Objective ->
Say how many lines contain "среда", using only the number.

Extracted records
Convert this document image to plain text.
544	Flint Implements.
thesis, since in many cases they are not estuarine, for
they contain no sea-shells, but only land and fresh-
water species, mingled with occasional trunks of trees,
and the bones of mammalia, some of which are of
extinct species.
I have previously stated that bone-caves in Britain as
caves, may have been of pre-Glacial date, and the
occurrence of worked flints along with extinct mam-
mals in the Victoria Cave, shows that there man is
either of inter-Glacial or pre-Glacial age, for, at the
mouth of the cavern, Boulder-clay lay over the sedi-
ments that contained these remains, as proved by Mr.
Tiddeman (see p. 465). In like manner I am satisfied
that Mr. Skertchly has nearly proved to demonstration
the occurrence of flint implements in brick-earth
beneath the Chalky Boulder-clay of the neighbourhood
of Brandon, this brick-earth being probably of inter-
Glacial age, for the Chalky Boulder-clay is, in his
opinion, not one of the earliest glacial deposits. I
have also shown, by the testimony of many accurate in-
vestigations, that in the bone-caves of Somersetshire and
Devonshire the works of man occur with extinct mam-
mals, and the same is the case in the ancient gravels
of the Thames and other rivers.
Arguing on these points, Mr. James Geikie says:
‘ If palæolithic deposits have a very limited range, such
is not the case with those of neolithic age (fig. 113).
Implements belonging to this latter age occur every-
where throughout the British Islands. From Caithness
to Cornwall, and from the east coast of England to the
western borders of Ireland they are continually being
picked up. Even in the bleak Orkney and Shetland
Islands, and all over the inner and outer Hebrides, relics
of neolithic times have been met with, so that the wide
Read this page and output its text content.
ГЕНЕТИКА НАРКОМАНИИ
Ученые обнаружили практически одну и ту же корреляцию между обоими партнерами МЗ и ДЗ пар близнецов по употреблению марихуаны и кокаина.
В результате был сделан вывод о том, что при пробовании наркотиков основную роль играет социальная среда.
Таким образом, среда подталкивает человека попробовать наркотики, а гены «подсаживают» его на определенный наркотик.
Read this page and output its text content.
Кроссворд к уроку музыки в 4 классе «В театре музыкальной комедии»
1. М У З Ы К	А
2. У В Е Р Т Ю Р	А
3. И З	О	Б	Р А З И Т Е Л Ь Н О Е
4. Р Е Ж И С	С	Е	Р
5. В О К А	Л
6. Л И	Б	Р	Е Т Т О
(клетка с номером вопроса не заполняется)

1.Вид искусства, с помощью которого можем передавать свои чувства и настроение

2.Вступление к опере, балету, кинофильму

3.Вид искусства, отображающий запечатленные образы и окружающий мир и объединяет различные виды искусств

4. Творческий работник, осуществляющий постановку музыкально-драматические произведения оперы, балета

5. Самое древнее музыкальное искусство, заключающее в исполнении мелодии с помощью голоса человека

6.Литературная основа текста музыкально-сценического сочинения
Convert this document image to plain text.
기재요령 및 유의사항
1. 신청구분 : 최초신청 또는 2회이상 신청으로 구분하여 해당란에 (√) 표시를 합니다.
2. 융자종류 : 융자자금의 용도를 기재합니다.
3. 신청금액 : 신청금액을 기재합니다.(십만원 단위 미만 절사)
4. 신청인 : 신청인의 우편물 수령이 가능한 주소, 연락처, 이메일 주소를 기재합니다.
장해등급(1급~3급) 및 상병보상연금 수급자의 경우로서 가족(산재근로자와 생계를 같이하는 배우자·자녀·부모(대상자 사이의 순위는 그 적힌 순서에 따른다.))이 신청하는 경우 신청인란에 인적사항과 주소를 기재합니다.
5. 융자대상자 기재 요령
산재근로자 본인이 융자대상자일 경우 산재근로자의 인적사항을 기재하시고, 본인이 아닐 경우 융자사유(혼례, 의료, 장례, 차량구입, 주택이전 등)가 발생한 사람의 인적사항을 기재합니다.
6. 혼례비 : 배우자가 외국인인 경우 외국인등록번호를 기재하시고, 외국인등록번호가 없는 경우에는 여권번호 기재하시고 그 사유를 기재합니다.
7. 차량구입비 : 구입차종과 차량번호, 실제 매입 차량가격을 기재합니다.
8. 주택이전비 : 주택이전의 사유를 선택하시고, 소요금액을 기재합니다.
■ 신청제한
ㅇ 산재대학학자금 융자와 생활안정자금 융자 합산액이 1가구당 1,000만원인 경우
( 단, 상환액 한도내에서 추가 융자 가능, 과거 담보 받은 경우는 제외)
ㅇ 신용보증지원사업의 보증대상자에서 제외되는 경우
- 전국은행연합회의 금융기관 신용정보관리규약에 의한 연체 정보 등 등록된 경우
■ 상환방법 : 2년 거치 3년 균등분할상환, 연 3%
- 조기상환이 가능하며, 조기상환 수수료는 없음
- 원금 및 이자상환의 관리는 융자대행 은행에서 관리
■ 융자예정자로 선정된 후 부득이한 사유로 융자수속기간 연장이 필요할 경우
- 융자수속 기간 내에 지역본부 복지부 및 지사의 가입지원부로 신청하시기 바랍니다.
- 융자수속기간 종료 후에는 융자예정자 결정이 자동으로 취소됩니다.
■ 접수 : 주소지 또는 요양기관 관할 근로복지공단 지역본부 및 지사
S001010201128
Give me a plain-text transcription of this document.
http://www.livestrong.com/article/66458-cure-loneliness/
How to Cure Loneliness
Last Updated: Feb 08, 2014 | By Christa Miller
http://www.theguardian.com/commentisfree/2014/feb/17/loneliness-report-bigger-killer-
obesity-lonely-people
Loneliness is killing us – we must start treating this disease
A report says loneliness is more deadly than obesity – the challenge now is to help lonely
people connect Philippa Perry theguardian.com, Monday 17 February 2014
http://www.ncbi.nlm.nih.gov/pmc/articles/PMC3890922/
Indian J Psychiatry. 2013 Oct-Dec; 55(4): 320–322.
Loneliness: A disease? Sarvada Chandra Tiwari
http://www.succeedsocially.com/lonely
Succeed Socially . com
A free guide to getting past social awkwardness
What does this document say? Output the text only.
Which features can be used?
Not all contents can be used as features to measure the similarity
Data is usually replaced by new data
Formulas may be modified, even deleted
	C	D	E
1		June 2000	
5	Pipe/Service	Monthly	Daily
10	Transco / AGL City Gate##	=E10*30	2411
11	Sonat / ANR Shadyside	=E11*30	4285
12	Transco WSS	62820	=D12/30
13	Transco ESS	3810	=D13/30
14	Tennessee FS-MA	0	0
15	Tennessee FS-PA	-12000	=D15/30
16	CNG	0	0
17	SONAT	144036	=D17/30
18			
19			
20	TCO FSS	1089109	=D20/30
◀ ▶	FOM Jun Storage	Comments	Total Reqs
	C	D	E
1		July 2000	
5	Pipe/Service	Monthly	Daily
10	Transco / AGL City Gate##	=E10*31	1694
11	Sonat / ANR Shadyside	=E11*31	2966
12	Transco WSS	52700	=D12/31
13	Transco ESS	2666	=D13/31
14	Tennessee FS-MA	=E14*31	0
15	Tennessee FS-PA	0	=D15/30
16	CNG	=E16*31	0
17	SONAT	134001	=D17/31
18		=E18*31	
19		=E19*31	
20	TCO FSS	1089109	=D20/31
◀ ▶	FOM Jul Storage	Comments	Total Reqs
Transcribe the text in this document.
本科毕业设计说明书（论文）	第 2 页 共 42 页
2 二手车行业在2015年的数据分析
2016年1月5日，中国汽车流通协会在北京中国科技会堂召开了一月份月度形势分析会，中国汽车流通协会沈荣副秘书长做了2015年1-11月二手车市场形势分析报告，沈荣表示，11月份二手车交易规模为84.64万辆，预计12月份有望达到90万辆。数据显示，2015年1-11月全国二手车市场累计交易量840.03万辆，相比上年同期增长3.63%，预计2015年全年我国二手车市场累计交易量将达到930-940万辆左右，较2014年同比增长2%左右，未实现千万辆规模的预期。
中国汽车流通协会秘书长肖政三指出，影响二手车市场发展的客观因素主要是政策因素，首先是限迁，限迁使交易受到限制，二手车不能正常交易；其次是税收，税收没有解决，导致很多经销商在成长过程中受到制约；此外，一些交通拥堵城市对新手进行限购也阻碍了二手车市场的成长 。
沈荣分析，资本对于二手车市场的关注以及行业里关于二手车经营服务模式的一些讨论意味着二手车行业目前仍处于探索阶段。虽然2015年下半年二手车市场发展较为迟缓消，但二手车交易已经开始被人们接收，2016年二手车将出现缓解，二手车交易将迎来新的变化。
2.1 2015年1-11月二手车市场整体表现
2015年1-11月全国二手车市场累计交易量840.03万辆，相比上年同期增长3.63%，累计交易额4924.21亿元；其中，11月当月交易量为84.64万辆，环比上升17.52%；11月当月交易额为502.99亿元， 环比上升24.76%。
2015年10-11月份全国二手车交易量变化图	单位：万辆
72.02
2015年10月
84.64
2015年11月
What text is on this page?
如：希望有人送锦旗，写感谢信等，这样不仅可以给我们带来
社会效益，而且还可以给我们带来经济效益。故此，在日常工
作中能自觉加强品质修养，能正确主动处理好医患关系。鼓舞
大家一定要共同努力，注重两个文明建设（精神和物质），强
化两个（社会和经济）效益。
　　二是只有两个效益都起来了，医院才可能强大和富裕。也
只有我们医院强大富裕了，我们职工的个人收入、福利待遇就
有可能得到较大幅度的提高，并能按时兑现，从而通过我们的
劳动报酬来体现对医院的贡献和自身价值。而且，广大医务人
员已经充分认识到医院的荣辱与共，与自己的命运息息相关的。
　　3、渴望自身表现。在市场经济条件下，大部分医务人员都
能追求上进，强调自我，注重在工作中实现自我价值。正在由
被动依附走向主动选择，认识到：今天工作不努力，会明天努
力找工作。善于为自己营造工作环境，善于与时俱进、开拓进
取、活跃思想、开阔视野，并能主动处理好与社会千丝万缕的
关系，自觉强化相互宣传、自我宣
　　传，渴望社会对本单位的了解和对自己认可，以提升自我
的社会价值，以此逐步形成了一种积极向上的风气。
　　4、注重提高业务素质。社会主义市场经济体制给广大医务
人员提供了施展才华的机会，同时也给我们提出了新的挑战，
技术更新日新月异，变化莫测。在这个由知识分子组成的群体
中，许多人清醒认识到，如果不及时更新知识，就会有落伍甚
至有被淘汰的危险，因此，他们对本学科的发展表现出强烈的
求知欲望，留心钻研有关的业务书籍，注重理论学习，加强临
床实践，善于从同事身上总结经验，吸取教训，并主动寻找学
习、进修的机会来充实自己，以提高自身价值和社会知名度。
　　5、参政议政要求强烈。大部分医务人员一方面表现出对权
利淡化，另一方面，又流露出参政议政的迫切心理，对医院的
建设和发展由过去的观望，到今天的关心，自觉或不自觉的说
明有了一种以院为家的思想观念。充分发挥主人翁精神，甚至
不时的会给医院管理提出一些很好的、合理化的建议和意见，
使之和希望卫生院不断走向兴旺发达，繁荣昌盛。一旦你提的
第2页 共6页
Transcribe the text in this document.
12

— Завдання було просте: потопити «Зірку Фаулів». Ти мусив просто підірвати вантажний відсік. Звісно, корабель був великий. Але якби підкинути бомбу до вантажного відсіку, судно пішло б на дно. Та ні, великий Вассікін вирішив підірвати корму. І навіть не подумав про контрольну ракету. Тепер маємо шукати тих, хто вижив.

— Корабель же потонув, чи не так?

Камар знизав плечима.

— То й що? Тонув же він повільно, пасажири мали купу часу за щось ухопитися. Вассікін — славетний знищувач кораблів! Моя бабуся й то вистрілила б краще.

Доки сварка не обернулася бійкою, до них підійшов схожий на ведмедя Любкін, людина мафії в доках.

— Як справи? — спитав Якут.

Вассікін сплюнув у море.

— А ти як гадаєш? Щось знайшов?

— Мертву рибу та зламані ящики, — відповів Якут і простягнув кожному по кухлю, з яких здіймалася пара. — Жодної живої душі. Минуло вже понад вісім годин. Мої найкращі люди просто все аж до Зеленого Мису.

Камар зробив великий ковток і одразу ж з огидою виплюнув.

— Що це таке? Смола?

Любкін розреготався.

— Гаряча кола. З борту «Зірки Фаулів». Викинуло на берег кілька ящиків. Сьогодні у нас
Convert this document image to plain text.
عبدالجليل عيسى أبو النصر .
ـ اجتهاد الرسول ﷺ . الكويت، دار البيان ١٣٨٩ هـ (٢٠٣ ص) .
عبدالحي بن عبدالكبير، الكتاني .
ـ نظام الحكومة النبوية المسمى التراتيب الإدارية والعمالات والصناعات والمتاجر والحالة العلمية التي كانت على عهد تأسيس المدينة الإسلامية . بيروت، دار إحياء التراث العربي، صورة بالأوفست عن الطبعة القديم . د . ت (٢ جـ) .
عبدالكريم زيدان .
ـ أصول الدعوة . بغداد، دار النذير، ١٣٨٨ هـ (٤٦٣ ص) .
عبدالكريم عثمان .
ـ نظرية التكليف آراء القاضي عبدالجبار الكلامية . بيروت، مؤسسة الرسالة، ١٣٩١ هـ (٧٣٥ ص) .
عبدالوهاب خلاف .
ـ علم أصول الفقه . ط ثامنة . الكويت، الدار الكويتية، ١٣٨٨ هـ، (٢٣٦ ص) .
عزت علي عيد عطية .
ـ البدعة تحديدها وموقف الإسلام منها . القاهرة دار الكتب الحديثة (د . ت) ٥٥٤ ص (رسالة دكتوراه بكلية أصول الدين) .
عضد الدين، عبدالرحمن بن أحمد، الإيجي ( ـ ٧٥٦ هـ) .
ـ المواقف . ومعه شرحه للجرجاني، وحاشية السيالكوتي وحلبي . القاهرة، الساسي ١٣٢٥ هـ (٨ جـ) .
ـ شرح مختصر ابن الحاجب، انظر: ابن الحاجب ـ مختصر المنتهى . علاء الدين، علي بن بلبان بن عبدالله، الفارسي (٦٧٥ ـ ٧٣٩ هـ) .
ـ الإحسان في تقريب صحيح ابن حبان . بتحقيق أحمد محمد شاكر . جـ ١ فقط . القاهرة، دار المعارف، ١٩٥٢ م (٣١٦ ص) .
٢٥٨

The output ->
2